## [AIM]
All lines in which the word "display" occurs are to be extracted.

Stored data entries
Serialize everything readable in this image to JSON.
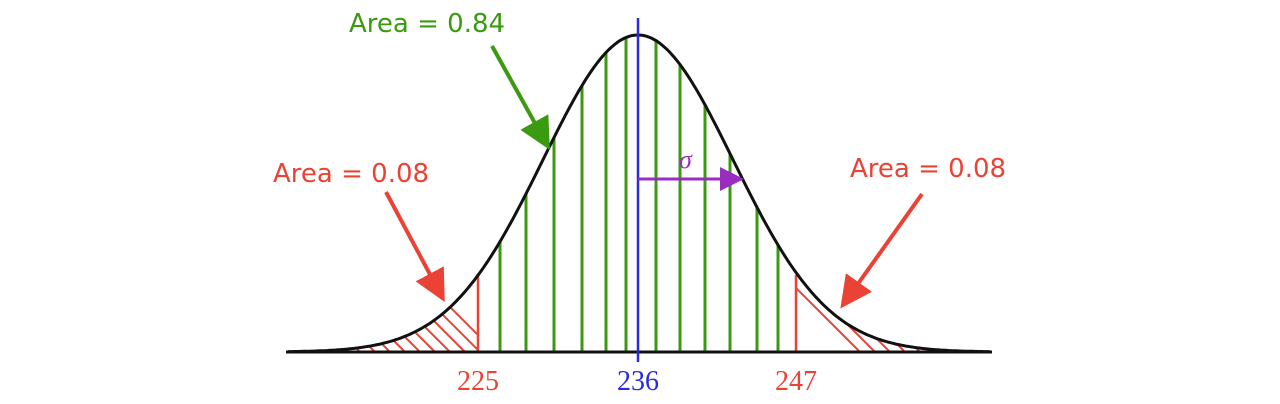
{
  "labels": {
    "center_area": "Area = 0.84",
    "left_area": "Area = 0.08",
    "right_area": "Area = 0.08",
    "sigma": "σ"
  },
  "axis": {
    "left": "225",
    "mean": "236",
    "right": "247"
  }
}
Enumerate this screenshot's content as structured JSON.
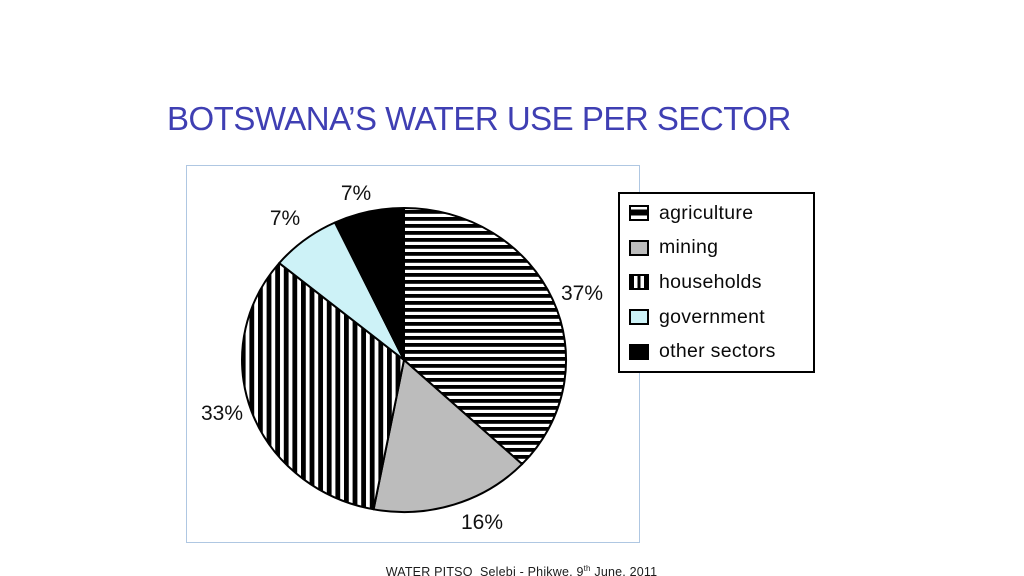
{
  "slide": {
    "title": "BOTSWANA’S WATER USE PER SECTOR",
    "footer_prefix": "WATER PITSO  Selebi - Phikwe, 9",
    "footer_sup": "th",
    "footer_suffix": " June, 2011"
  },
  "colors": {
    "title_text": "#3f3fb3",
    "chart_frame_border": "#afc7e2",
    "mining_gray": "#bcbcbc",
    "government_cyan": "#cdf2f7",
    "other_black": "#000000",
    "stripe_black": "#000000",
    "stripe_white": "#ffffff"
  },
  "chart_data": {
    "type": "pie",
    "title": "BOTSWANA’S WATER USE PER SECTOR",
    "start_angle": "12 o'clock",
    "direction": "clockwise",
    "unit": "%",
    "slices": [
      {
        "label": "agriculture",
        "value": 37,
        "display": "37%",
        "fill_style": "horizontal black stripes on white"
      },
      {
        "label": "mining",
        "value": 16,
        "display": "16%",
        "fill_style": "solid gray #bcbcbc"
      },
      {
        "label": "households",
        "value": 33,
        "display": "33%",
        "fill_style": "vertical black stripes on white"
      },
      {
        "label": "government",
        "value": 7,
        "display": "7%",
        "fill_style": "solid light cyan #cdf2f7"
      },
      {
        "label": "other sectors",
        "value": 7,
        "display": "7%",
        "fill_style": "solid black"
      }
    ],
    "legend": {
      "position": "right",
      "border": "black box on white",
      "items": [
        "agriculture",
        "mining",
        "households",
        "government",
        "other sectors"
      ]
    }
  }
}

## [TASK RESPONSE]
        "display": "37%",
        "display": "16%",
        "display": "33%",
        "display": "7%",
        "display": "7%",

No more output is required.